__Source material__:
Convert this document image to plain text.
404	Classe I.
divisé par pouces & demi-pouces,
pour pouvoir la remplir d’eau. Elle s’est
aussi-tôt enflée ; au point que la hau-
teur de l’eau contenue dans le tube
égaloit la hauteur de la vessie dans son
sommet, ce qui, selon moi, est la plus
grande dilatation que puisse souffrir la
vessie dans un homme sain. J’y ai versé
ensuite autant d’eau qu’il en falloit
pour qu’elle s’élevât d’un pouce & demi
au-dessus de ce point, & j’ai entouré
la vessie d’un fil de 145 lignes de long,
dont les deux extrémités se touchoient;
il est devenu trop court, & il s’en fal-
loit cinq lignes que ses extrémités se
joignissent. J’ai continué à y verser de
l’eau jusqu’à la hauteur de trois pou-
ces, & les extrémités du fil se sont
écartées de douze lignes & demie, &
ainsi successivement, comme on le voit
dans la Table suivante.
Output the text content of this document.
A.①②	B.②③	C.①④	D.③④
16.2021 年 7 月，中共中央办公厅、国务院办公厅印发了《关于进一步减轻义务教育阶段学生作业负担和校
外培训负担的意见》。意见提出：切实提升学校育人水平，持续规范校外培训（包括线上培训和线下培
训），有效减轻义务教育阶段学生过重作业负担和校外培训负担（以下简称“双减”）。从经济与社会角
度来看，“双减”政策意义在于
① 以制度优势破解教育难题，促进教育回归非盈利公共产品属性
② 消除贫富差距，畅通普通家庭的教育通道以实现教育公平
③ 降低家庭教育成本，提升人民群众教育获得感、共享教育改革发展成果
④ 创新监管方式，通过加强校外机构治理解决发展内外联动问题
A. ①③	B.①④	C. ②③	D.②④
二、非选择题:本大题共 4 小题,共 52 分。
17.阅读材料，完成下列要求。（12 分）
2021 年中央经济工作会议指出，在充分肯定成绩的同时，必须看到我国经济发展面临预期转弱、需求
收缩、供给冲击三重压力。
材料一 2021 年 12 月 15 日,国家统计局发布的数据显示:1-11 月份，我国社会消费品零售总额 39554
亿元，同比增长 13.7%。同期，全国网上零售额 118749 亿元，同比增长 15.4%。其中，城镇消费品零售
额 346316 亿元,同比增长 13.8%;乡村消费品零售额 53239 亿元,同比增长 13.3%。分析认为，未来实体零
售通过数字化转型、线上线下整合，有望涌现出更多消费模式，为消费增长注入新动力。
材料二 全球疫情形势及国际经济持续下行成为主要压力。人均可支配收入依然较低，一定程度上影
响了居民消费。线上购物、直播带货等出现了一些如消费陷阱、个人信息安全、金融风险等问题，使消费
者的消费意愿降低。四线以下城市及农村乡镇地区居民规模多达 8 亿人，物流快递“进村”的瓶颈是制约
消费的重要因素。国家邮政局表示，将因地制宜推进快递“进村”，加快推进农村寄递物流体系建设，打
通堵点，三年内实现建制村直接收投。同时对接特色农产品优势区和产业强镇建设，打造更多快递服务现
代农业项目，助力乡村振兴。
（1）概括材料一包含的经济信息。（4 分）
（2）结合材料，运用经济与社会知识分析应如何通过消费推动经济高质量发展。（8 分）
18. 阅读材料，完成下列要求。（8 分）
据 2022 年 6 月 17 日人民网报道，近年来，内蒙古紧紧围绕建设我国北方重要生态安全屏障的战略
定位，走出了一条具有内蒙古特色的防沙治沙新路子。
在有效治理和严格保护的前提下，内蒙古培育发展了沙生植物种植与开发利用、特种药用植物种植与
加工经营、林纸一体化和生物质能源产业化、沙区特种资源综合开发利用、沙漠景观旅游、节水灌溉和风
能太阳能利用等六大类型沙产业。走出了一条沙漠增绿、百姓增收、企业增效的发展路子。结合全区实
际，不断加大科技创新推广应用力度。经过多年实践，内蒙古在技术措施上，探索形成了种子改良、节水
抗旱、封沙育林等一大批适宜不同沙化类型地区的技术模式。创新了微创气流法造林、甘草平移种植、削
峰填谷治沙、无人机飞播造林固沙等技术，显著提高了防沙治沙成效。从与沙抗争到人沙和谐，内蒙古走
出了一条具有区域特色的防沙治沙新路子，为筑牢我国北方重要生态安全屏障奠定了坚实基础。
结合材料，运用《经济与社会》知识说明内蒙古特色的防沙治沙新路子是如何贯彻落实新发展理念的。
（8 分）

__Task description__: Write out again, exactly, the lines from the one holding "Output the text content of this document." through the end of the listing, with both ends included.

__Full response__:
Output the text content of this document.
A.①②	B.②③	C.①④	D.③④
16.2021 年 7 月，中共中央办公厅、国务院办公厅印发了《关于进一步减轻义务教育阶段学生作业负担和校
外培训负担的意见》。意见提出：切实提升学校育人水平，持续规范校外培训（包括线上培训和线下培
训），有效减轻义务教育阶段学生过重作业负担和校外培训负担（以下简称“双减”）。从经济与社会角
度来看，“双减”政策意义在于
① 以制度优势破解教育难题，促进教育回归非盈利公共产品属性
② 消除贫富差距，畅通普通家庭的教育通道以实现教育公平
③ 降低家庭教育成本，提升人民群众教育获得感、共享教育改革发展成果
④ 创新监管方式，通过加强校外机构治理解决发展内外联动问题
A. ①③	B.①④	C. ②③	D.②④
二、非选择题:本大题共 4 小题,共 52 分。
17.阅读材料，完成下列要求。（12 分）
2021 年中央经济工作会议指出，在充分肯定成绩的同时，必须看到我国经济发展面临预期转弱、需求
收缩、供给冲击三重压力。
材料一 2021 年 12 月 15 日,国家统计局发布的数据显示:1-11 月份，我国社会消费品零售总额 39554
亿元，同比增长 13.7%。同期，全国网上零售额 118749 亿元，同比增长 15.4%。其中，城镇消费品零售
额 346316 亿元,同比增长 13.8%;乡村消费品零售额 53239 亿元,同比增长 13.3%。分析认为，未来实体零
售通过数字化转型、线上线下整合，有望涌现出更多消费模式，为消费增长注入新动力。
材料二 全球疫情形势及国际经济持续下行成为主要压力。人均可支配收入依然较低，一定程度上影
响了居民消费。线上购物、直播带货等出现了一些如消费陷阱、个人信息安全、金融风险等问题，使消费
者的消费意愿降低。四线以下城市及农村乡镇地区居民规模多达 8 亿人，物流快递“进村”的瓶颈是制约
消费的重要因素。国家邮政局表示，将因地制宜推进快递“进村”，加快推进农村寄递物流体系建设，打
通堵点，三年内实现建制村直接收投。同时对接特色农产品优势区和产业强镇建设，打造更多快递服务现
代农业项目，助力乡村振兴。
（1）概括材料一包含的经济信息。（4 分）
（2）结合材料，运用经济与社会知识分析应如何通过消费推动经济高质量发展。（8 分）
18. 阅读材料，完成下列要求。（8 分）
据 2022 年 6 月 17 日人民网报道，近年来，内蒙古紧紧围绕建设我国北方重要生态安全屏障的战略
定位，走出了一条具有内蒙古特色的防沙治沙新路子。
在有效治理和严格保护的前提下，内蒙古培育发展了沙生植物种植与开发利用、特种药用植物种植与
加工经营、林纸一体化和生物质能源产业化、沙区特种资源综合开发利用、沙漠景观旅游、节水灌溉和风
能太阳能利用等六大类型沙产业。走出了一条沙漠增绿、百姓增收、企业增效的发展路子。结合全区实
际，不断加大科技创新推广应用力度。经过多年实践，内蒙古在技术措施上，探索形成了种子改良、节水
抗旱、封沙育林等一大批适宜不同沙化类型地区的技术模式。创新了微创气流法造林、甘草平移种植、削
峰填谷治沙、无人机飞播造林固沙等技术，显著提高了防沙治沙成效。从与沙抗争到人沙和谐，内蒙古走
出了一条具有区域特色的防沙治沙新路子，为筑牢我国北方重要生态安全屏障奠定了坚实基础。
结合材料，运用《经济与社会》知识说明内蒙古特色的防沙治沙新路子是如何贯彻落实新发展理念的。
（8 分）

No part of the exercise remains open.